> YOUR OBJECTIVE:
Find the lines containing the word "name" and copy every one of them.

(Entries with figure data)
>>>>>
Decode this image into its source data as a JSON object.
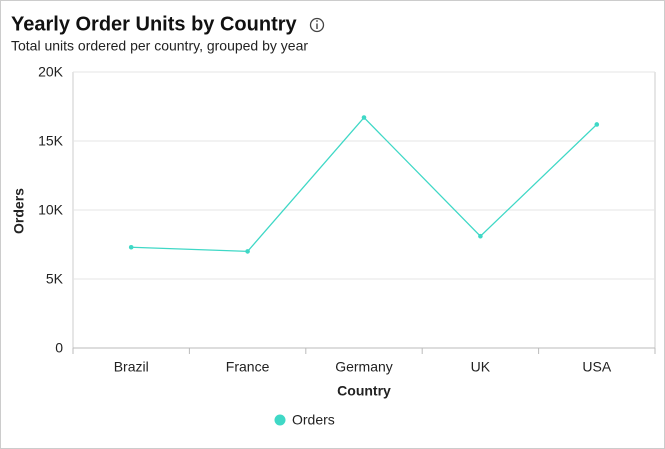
{
  "chart_data": {
    "type": "line",
    "title": "Yearly Order Units by Country",
    "subtitle": "Total units ordered per country, grouped by year",
    "x_label": "Country",
    "y_label": "Orders",
    "categories": [
      "Brazil",
      "France",
      "Germany",
      "UK",
      "USA"
    ],
    "series": [
      {
        "name": "Orders",
        "color": "#3fd8c6",
        "values": [
          7300,
          7000,
          16700,
          8100,
          16200
        ]
      }
    ],
    "ylim": [
      0,
      20000
    ],
    "yticks": [
      0,
      {
        "value": 5000,
        "label": "5K"
      },
      {
        "value": 10000,
        "label": "10K"
      },
      {
        "value": 15000,
        "label": "15K"
      },
      {
        "value": 20000,
        "label": "20K"
      }
    ],
    "grid": true,
    "legend": "bottom"
  }
}
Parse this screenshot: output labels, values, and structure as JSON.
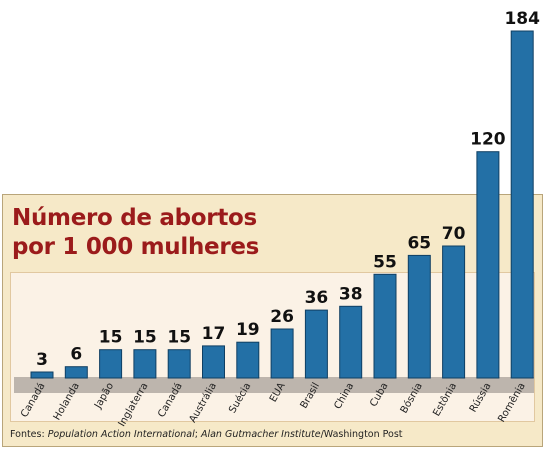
{
  "chart_data": {
    "type": "bar",
    "title_lines": [
      "Número de abortos",
      "por 1 000 mulheres"
    ],
    "categories": [
      "Canadá",
      "Holanda",
      "Japão",
      "Inglaterra",
      "Canadá",
      "Austrália",
      "Suécia",
      "EUA",
      "Brasil",
      "China",
      "Cuba",
      "Bósnia",
      "Estônia",
      "Rússia",
      "Romênia"
    ],
    "values": [
      3,
      6,
      15,
      15,
      15,
      17,
      19,
      26,
      36,
      38,
      55,
      65,
      70,
      120,
      184
    ],
    "ylim": [
      0,
      184
    ],
    "bar_color": "#2370a6",
    "grid": false,
    "legend": "none"
  },
  "source": {
    "prefix": "Fontes: ",
    "source_1": "Population Action International",
    "separator": "; ",
    "source_2": "Alan Gutmacher Institute",
    "suffix": "/Washington Post"
  },
  "colors": {
    "title": "#9b1b1b",
    "frame_background": "#f6e9c8",
    "plot_background": "#fbf2e6",
    "baseline_band": "#bdb5ad"
  }
}
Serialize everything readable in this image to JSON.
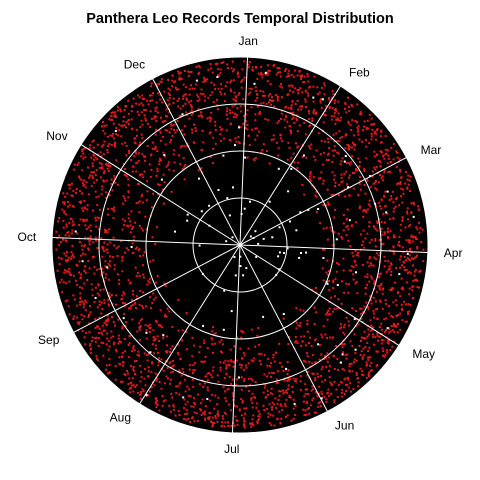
{
  "chart_data": {
    "type": "scatter",
    "subtype": "polar-temporal-distribution",
    "title": "Panthera Leo Records Temporal Distribution",
    "month_labels": [
      "Jan",
      "Feb",
      "Mar",
      "Apr",
      "May",
      "Jun",
      "Jul",
      "Aug",
      "Sep",
      "Oct",
      "Nov",
      "Dec"
    ],
    "orientation": "clockwise, Jan at top",
    "radial_rings": 4,
    "grid": true,
    "colors": {
      "background_disc": "#000000",
      "gridlines": "#ffffff",
      "ring_records": "#e31a1c",
      "center_records": "#ffffff"
    },
    "series": [
      {
        "color_key": "ring_records",
        "points_per_month_approx": [
          240,
          245,
          230,
          250,
          255,
          240,
          235,
          240,
          245,
          230,
          250,
          245
        ],
        "radial_band": "outer two rings, densest near the edge"
      },
      {
        "color_key": "center_records",
        "points_approx": 110,
        "radial_band": "scattered across all rings"
      }
    ]
  }
}
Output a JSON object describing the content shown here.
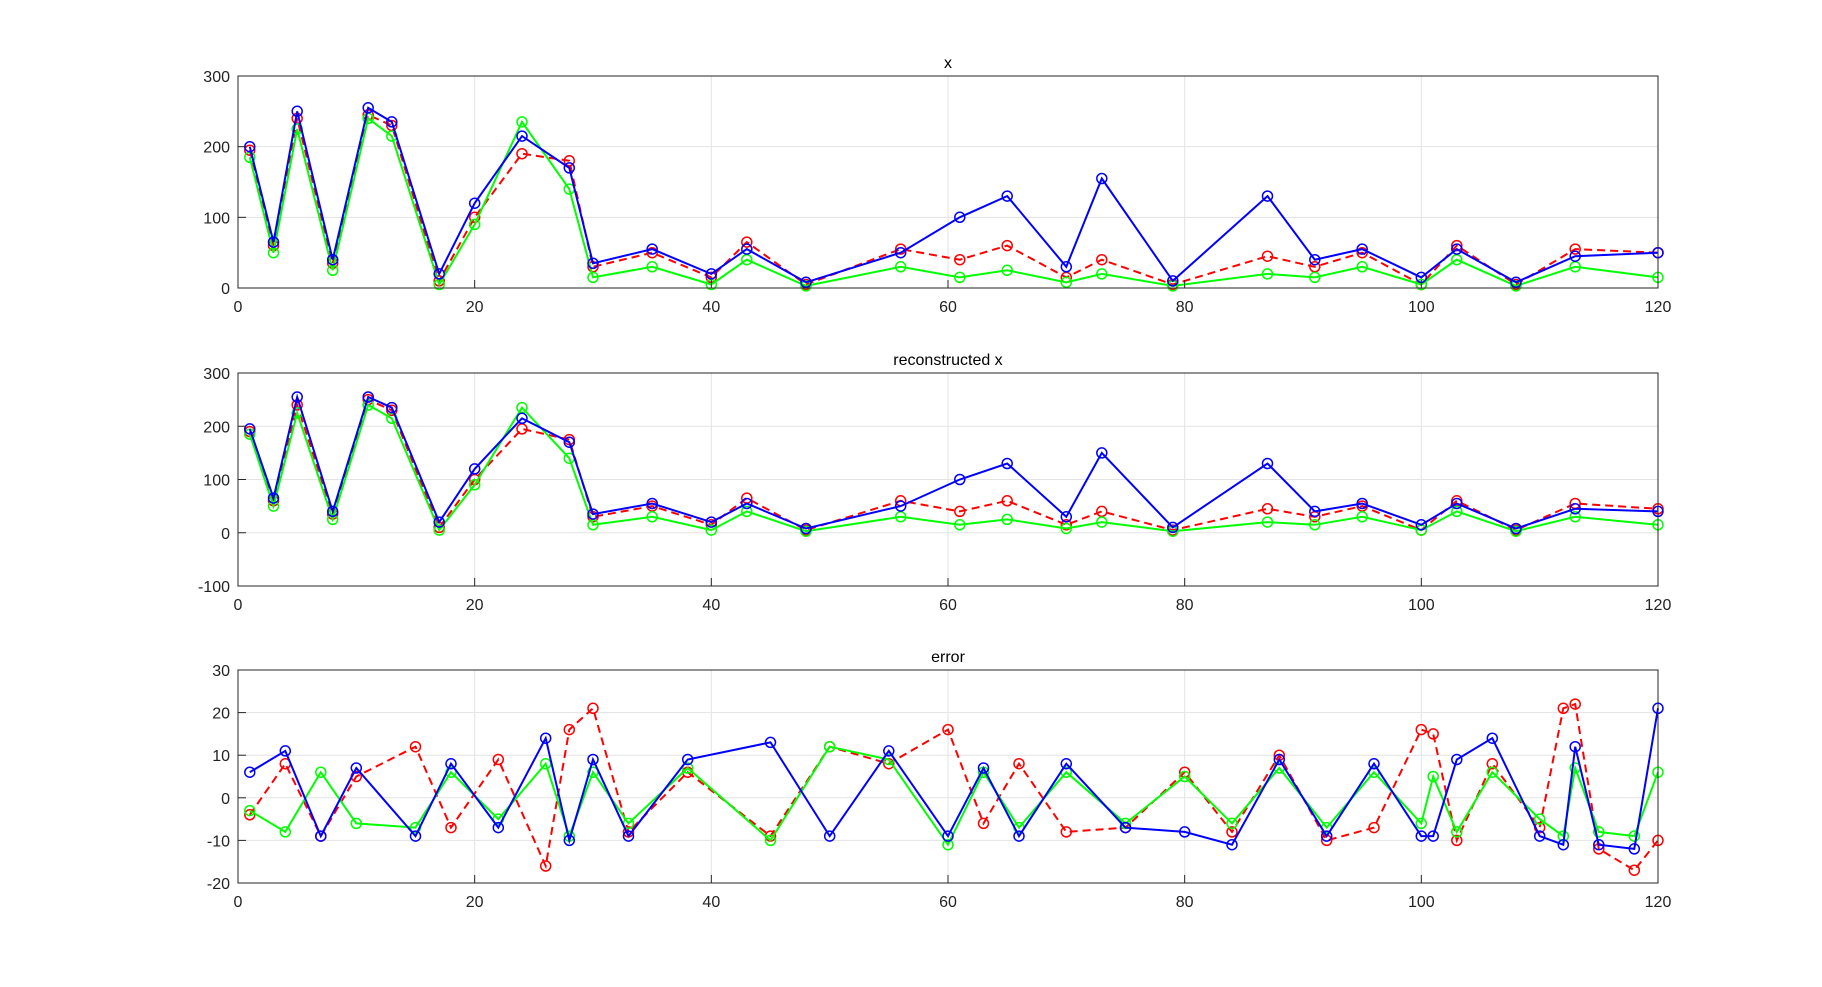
{
  "chart_data": [
    {
      "type": "line",
      "title": "x",
      "xlabel": "",
      "ylabel": "",
      "xlim": [
        0,
        120
      ],
      "ylim": [
        0,
        300
      ],
      "xticks": [
        "0",
        "20",
        "40",
        "60",
        "80",
        "100",
        "120"
      ],
      "yticks": [
        "0",
        "100",
        "200",
        "300"
      ],
      "grid": true,
      "marker": "circle",
      "series": [
        {
          "color": "#ff0000",
          "style": "dashed",
          "x": [
            1,
            3,
            5,
            8,
            11,
            13,
            17,
            20,
            24,
            28,
            30,
            35,
            40,
            43,
            48,
            56,
            61,
            65,
            70,
            73,
            79,
            87,
            91,
            95,
            100,
            103,
            108,
            113,
            120
          ],
          "y": [
            195,
            60,
            240,
            35,
            245,
            230,
            10,
            100,
            190,
            180,
            30,
            50,
            15,
            65,
            5,
            55,
            40,
            60,
            15,
            40,
            5,
            45,
            30,
            50,
            5,
            60,
            5,
            55,
            50
          ]
        },
        {
          "color": "#00ff00",
          "style": "solid",
          "x": [
            1,
            3,
            5,
            8,
            11,
            13,
            17,
            20,
            24,
            28,
            30,
            35,
            40,
            43,
            48,
            56,
            61,
            65,
            70,
            73,
            79,
            87,
            91,
            95,
            100,
            103,
            108,
            113,
            120
          ],
          "y": [
            185,
            50,
            225,
            25,
            240,
            215,
            5,
            90,
            235,
            140,
            15,
            30,
            5,
            40,
            3,
            30,
            15,
            25,
            8,
            20,
            3,
            20,
            15,
            30,
            5,
            40,
            3,
            30,
            15
          ]
        },
        {
          "color": "#0000ff",
          "style": "solid",
          "x": [
            1,
            3,
            5,
            8,
            11,
            13,
            17,
            20,
            24,
            28,
            30,
            35,
            40,
            43,
            48,
            56,
            61,
            65,
            70,
            73,
            79,
            87,
            91,
            95,
            100,
            103,
            108,
            113,
            120
          ],
          "y": [
            200,
            65,
            250,
            40,
            255,
            235,
            20,
            120,
            215,
            170,
            35,
            55,
            20,
            55,
            8,
            50,
            100,
            130,
            30,
            155,
            10,
            130,
            40,
            55,
            15,
            55,
            8,
            45,
            50
          ]
        }
      ]
    },
    {
      "type": "line",
      "title": "reconstructed x",
      "xlabel": "",
      "ylabel": "",
      "xlim": [
        0,
        120
      ],
      "ylim": [
        -100,
        300
      ],
      "xticks": [
        "0",
        "20",
        "40",
        "60",
        "80",
        "100",
        "120"
      ],
      "yticks": [
        "-100",
        "0",
        "100",
        "200",
        "300"
      ],
      "grid": true,
      "marker": "circle",
      "series": [
        {
          "color": "#ff0000",
          "style": "dashed",
          "x": [
            1,
            3,
            5,
            8,
            11,
            13,
            17,
            20,
            24,
            28,
            30,
            35,
            40,
            43,
            48,
            56,
            61,
            65,
            70,
            73,
            79,
            87,
            91,
            95,
            100,
            103,
            108,
            113,
            120
          ],
          "y": [
            190,
            60,
            240,
            35,
            250,
            230,
            10,
            100,
            195,
            175,
            30,
            50,
            15,
            65,
            5,
            60,
            40,
            60,
            15,
            40,
            5,
            45,
            30,
            50,
            5,
            60,
            5,
            55,
            45
          ]
        },
        {
          "color": "#00ff00",
          "style": "solid",
          "x": [
            1,
            3,
            5,
            8,
            11,
            13,
            17,
            20,
            24,
            28,
            30,
            35,
            40,
            43,
            48,
            56,
            61,
            65,
            70,
            73,
            79,
            87,
            91,
            95,
            100,
            103,
            108,
            113,
            120
          ],
          "y": [
            185,
            50,
            225,
            25,
            240,
            215,
            5,
            90,
            235,
            140,
            15,
            30,
            5,
            40,
            3,
            30,
            15,
            25,
            8,
            20,
            3,
            20,
            15,
            30,
            5,
            40,
            3,
            30,
            15
          ]
        },
        {
          "color": "#0000ff",
          "style": "solid",
          "x": [
            1,
            3,
            5,
            8,
            11,
            13,
            17,
            20,
            24,
            28,
            30,
            35,
            40,
            43,
            48,
            56,
            61,
            65,
            70,
            73,
            79,
            87,
            91,
            95,
            100,
            103,
            108,
            113,
            120
          ],
          "y": [
            195,
            65,
            255,
            40,
            255,
            235,
            20,
            120,
            215,
            170,
            35,
            55,
            20,
            55,
            8,
            50,
            100,
            130,
            30,
            150,
            10,
            130,
            40,
            55,
            15,
            55,
            8,
            45,
            40
          ]
        }
      ]
    },
    {
      "type": "line",
      "title": "error",
      "xlabel": "",
      "ylabel": "",
      "xlim": [
        0,
        120
      ],
      "ylim": [
        -20,
        30
      ],
      "xticks": [
        "0",
        "20",
        "40",
        "60",
        "80",
        "100",
        "120"
      ],
      "yticks": [
        "-20",
        "-10",
        "0",
        "10",
        "20",
        "30"
      ],
      "grid": true,
      "marker": "circle",
      "series": [
        {
          "color": "#ff0000",
          "style": "dashed",
          "x": [
            1,
            4,
            7,
            10,
            15,
            18,
            22,
            26,
            28,
            30,
            33,
            38,
            45,
            50,
            55,
            60,
            63,
            66,
            70,
            75,
            80,
            84,
            88,
            92,
            96,
            100,
            101,
            103,
            106,
            110,
            112,
            113,
            115,
            118,
            120
          ],
          "y": [
            -4,
            8,
            -9,
            5,
            12,
            -7,
            9,
            -16,
            16,
            21,
            -8,
            6,
            -9,
            12,
            8,
            16,
            -6,
            8,
            -8,
            -7,
            6,
            -8,
            10,
            -10,
            -7,
            16,
            15,
            -10,
            8,
            -7,
            21,
            22,
            -12,
            -17,
            -10
          ]
        },
        {
          "color": "#00ff00",
          "style": "solid",
          "x": [
            1,
            4,
            7,
            10,
            15,
            18,
            22,
            26,
            28,
            30,
            33,
            38,
            45,
            50,
            55,
            60,
            63,
            66,
            70,
            75,
            80,
            84,
            88,
            92,
            96,
            100,
            101,
            103,
            106,
            110,
            112,
            113,
            115,
            118,
            120
          ],
          "y": [
            -3,
            -8,
            6,
            -6,
            -7,
            6,
            -5,
            8,
            -9,
            6,
            -6,
            7,
            -10,
            12,
            9,
            -11,
            6,
            -7,
            6,
            -6,
            5,
            -6,
            7,
            -7,
            6,
            -6,
            5,
            -8,
            6,
            -5,
            -9,
            7,
            -8,
            -9,
            6
          ]
        },
        {
          "color": "#0000ff",
          "style": "solid",
          "x": [
            1,
            4,
            7,
            10,
            15,
            18,
            22,
            26,
            28,
            30,
            33,
            38,
            45,
            50,
            55,
            60,
            63,
            66,
            70,
            75,
            80,
            84,
            88,
            92,
            96,
            100,
            101,
            103,
            106,
            110,
            112,
            113,
            115,
            118,
            120
          ],
          "y": [
            6,
            11,
            -9,
            7,
            -9,
            8,
            -7,
            14,
            -10,
            9,
            -9,
            9,
            13,
            -9,
            11,
            -9,
            7,
            -9,
            8,
            -7,
            -8,
            -11,
            9,
            -9,
            8,
            -9,
            -9,
            9,
            14,
            -9,
            -11,
            12,
            -11,
            -12,
            21
          ]
        }
      ]
    }
  ]
}
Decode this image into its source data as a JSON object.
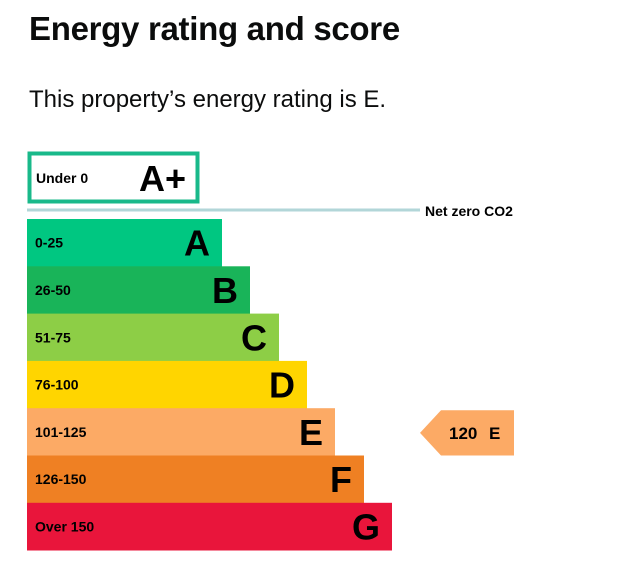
{
  "page": {
    "title": "Energy rating and score",
    "summary": "This property’s energy rating is E."
  },
  "chart_data": {
    "type": "bar",
    "title": "",
    "orientation": "horizontal",
    "bands": [
      {
        "letter": "A+",
        "range": "Under 0",
        "color": "#ffffff",
        "border": "#19b98a",
        "outlined": true
      },
      {
        "letter": "A",
        "range": "0-25",
        "color": "#00c781"
      },
      {
        "letter": "B",
        "range": "26-50",
        "color": "#19b459"
      },
      {
        "letter": "C",
        "range": "51-75",
        "color": "#8dce46"
      },
      {
        "letter": "D",
        "range": "76-100",
        "color": "#ffd500"
      },
      {
        "letter": "E",
        "range": "101-125",
        "color": "#fcaa65"
      },
      {
        "letter": "F",
        "range": "126-150",
        "color": "#ef8023"
      },
      {
        "letter": "G",
        "range": "Over 150",
        "color": "#e9153b"
      }
    ],
    "net_zero": {
      "label": "Net zero CO2",
      "color": "#b2d6d8"
    },
    "current": {
      "score": 120,
      "score_label": "120",
      "rating": "E",
      "color": "#fcaa65"
    }
  }
}
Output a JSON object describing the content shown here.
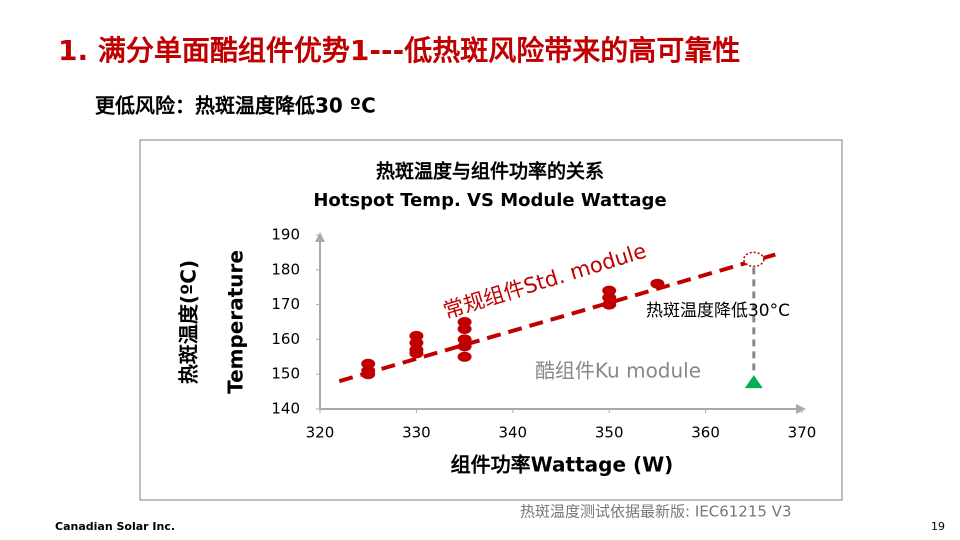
{
  "slide": {
    "title": "1. 满分单面酷组件优势1---低热斑风险带来的高可靠性",
    "subtitle": "更低风险：热斑温度降低30 ºC",
    "note": "热斑温度测试依据最新版: IEC61215 V3",
    "footer": "Canadian Solar Inc.",
    "page": "19"
  },
  "chart_data": {
    "type": "scatter",
    "title": "热斑温度与组件功率的关系",
    "subtitle": "Hotspot Temp. VS Module Wattage",
    "x_label": "组件功率Wattage (W)",
    "y_label": "热斑温度(ºC)",
    "y_label_en": "Temperature",
    "xlim": [
      320,
      370
    ],
    "xticks": [
      320,
      330,
      340,
      350,
      360,
      370
    ],
    "ylim": [
      140,
      190
    ],
    "yticks": [
      140,
      150,
      160,
      170,
      180,
      190
    ],
    "grid": false,
    "series": [
      {
        "name": "常规组件Std. module",
        "color": "#c00000",
        "x": [
          325,
          325,
          325,
          330,
          330,
          330,
          330,
          335,
          335,
          335,
          335,
          335,
          350,
          350,
          350,
          355
        ],
        "y": [
          153,
          151,
          150,
          161,
          159,
          157,
          156,
          165,
          163,
          160,
          158,
          155,
          174,
          172,
          170,
          176
        ]
      },
      {
        "name": "酷组件Ku module",
        "color": "#00b050",
        "x": [
          365
        ],
        "y": [
          148
        ]
      }
    ],
    "trend_line": {
      "color": "#c00000",
      "x": [
        322,
        368
      ],
      "y": [
        148,
        185
      ]
    },
    "target": {
      "x": 365,
      "y": 183
    },
    "annotation": "热斑温度降低30°C"
  }
}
<<<<<
> SOLVED PROBLEM:
        "name": "Orders",
        "name": "常规组件Std. module",
        "name": "酷组件Ku module",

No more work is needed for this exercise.